Print every entry word for word, but omit the pictures.
>> BEGIN Task material
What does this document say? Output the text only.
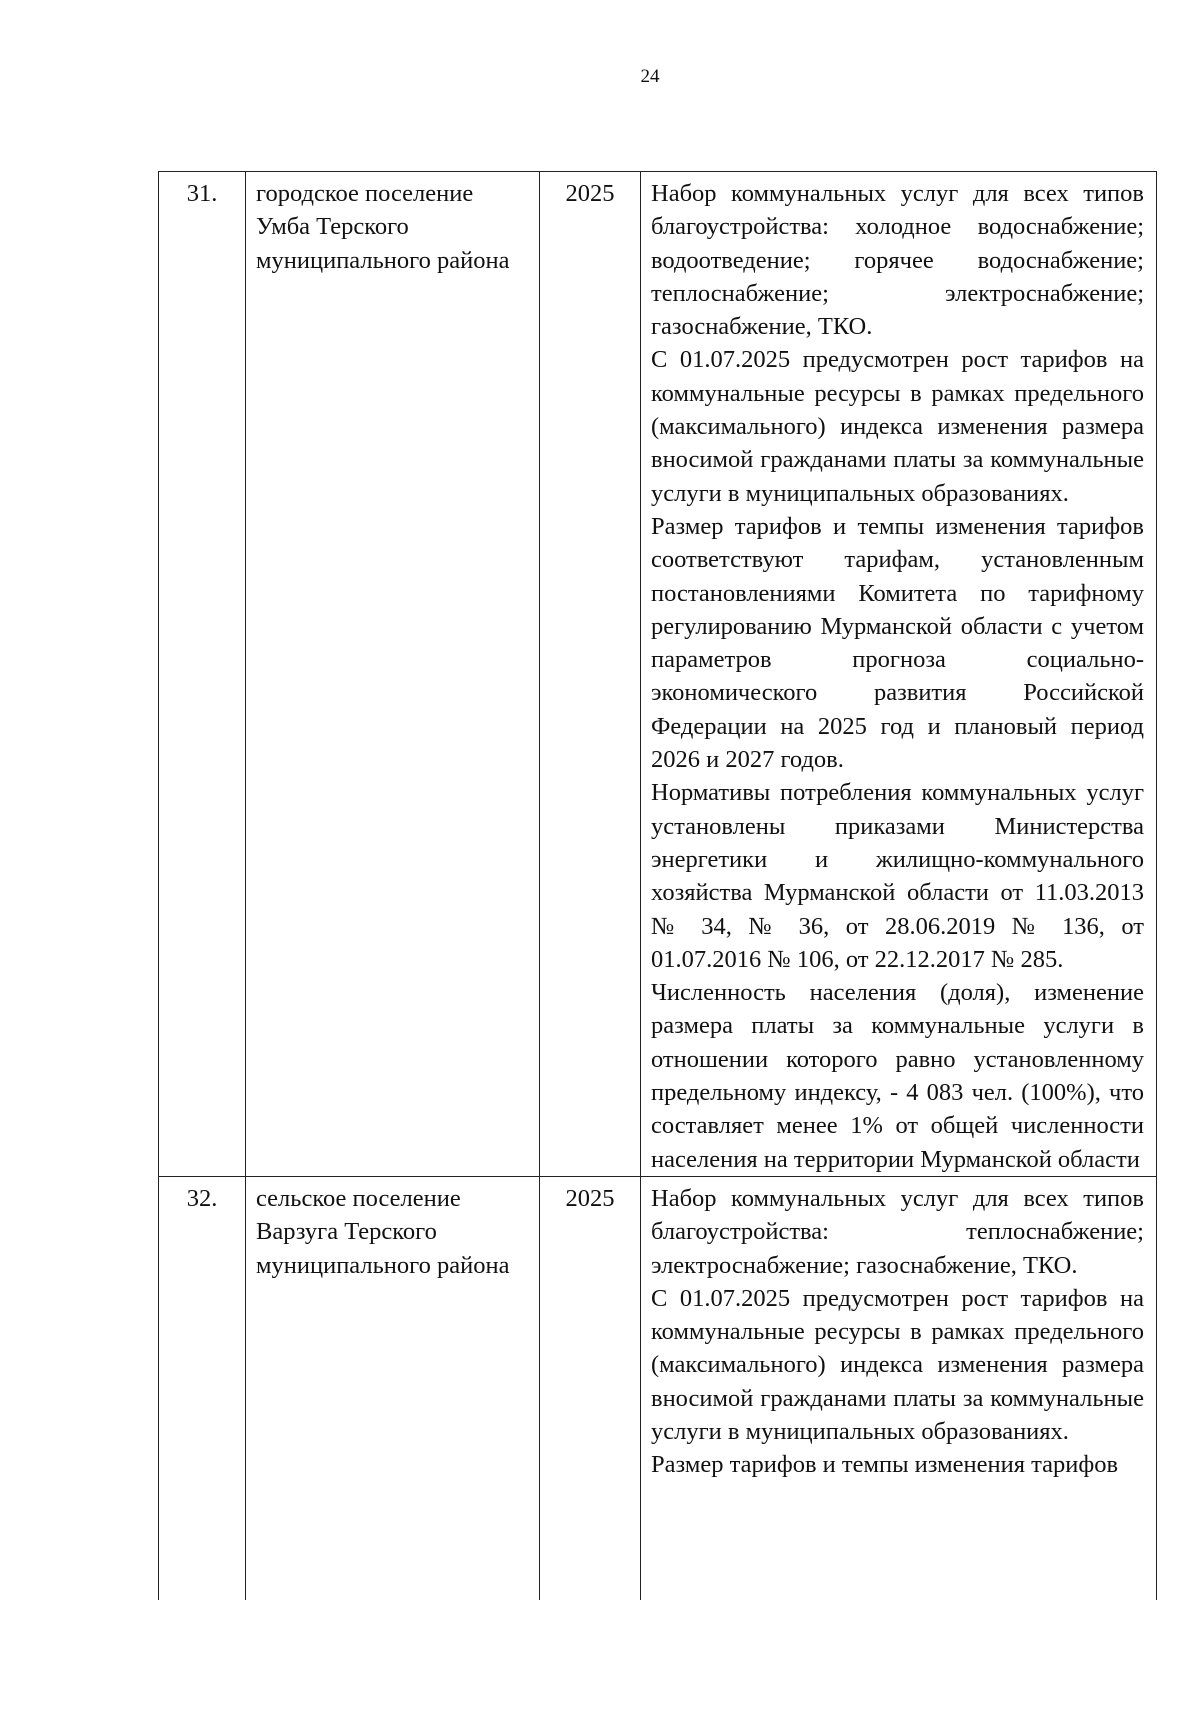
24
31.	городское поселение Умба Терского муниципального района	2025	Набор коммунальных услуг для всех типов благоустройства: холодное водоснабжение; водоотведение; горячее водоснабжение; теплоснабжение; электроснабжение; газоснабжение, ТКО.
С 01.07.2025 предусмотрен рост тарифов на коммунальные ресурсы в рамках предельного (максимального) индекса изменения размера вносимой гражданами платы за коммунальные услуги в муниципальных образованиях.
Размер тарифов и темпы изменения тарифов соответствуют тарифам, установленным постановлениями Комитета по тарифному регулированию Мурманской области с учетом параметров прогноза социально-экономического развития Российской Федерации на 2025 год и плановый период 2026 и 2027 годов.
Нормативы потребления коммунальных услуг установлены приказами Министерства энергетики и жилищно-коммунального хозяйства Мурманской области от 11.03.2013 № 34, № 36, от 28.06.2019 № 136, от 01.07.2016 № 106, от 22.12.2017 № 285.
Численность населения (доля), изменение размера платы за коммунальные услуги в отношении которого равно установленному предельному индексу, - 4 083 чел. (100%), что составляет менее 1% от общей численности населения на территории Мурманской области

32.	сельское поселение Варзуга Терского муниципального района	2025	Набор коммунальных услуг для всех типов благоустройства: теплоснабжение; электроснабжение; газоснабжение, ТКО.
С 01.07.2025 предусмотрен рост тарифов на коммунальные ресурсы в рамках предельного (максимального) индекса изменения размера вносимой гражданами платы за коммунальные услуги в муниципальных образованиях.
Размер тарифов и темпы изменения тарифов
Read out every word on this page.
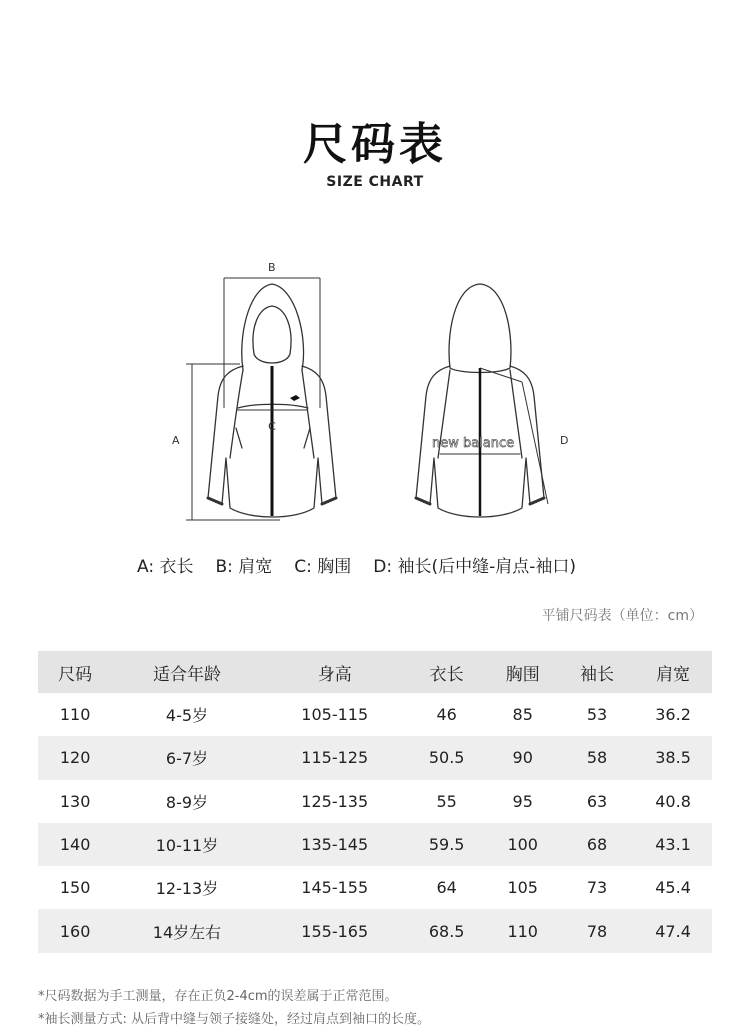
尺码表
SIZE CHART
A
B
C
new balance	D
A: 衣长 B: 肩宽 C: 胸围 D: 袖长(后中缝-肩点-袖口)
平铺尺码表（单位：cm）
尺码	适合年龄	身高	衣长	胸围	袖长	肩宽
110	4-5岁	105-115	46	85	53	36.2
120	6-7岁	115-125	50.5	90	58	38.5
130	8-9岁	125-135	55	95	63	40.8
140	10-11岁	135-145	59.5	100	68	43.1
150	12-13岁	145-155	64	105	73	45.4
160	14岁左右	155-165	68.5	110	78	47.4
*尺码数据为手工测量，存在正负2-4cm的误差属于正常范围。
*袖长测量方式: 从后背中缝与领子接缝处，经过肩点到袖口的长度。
>> END Task material
▶ Written response:
What does this document say? Output the text only.
24
31.	городское поселение Умба Терского муниципального района	2025	Набор коммунальных услуг для всех типов благоустройства: холодное водоснабжение; водоотведение; горячее водоснабжение; теплоснабжение; электроснабжение; газоснабжение, ТКО.
С 01.07.2025 предусмотрен рост тарифов на коммунальные ресурсы в рамках предельного (максимального) индекса изменения размера вносимой гражданами платы за коммунальные услуги в муниципальных образованиях.
Размер тарифов и темпы изменения тарифов соответствуют тарифам, установленным постановлениями Комитета по тарифному регулированию Мурманской области с учетом параметров прогноза социально-экономического развития Российской Федерации на 2025 год и плановый период 2026 и 2027 годов.
Нормативы потребления коммунальных услуг установлены приказами Министерства энергетики и жилищно-коммунального хозяйства Мурманской области от 11.03.2013 № 34, № 36, от 28.06.2019 № 136, от 01.07.2016 № 106, от 22.12.2017 № 285.
Численность населения (доля), изменение размера платы за коммунальные услуги в отношении которого равно установленному предельному индексу, - 4 083 чел. (100%), что составляет менее 1% от общей численности населения на территории Мурманской области

32.	сельское поселение Варзуга Терского муниципального района	2025	Набор коммунальных услуг для всех типов благоустройства: теплоснабжение; электроснабжение; газоснабжение, ТКО.
С 01.07.2025 предусмотрен рост тарифов на коммунальные ресурсы в рамках предельного (максимального) индекса изменения размера вносимой гражданами платы за коммунальные услуги в муниципальных образованиях.
Размер тарифов и темпы изменения тарифов
Read out every word on this page.
尺码表
SIZE CHART
A
B
C
new balance	D
A: 衣长 B: 肩宽 C: 胸围 D: 袖长(后中缝-肩点-袖口)
平铺尺码表（单位：cm）
尺码	适合年龄	身高	衣长	胸围	袖长	肩宽
110	4-5岁	105-115	46	85	53	36.2
120	6-7岁	115-125	50.5	90	58	38.5
130	8-9岁	125-135	55	95	63	40.8
140	10-11岁	135-145	59.5	100	68	43.1
150	12-13岁	145-155	64	105	73	45.4
160	14岁左右	155-165	68.5	110	78	47.4
*尺码数据为手工测量，存在正负2-4cm的误差属于正常范围。
*袖长测量方式: 从后背中缝与领子接缝处，经过肩点到袖口的长度。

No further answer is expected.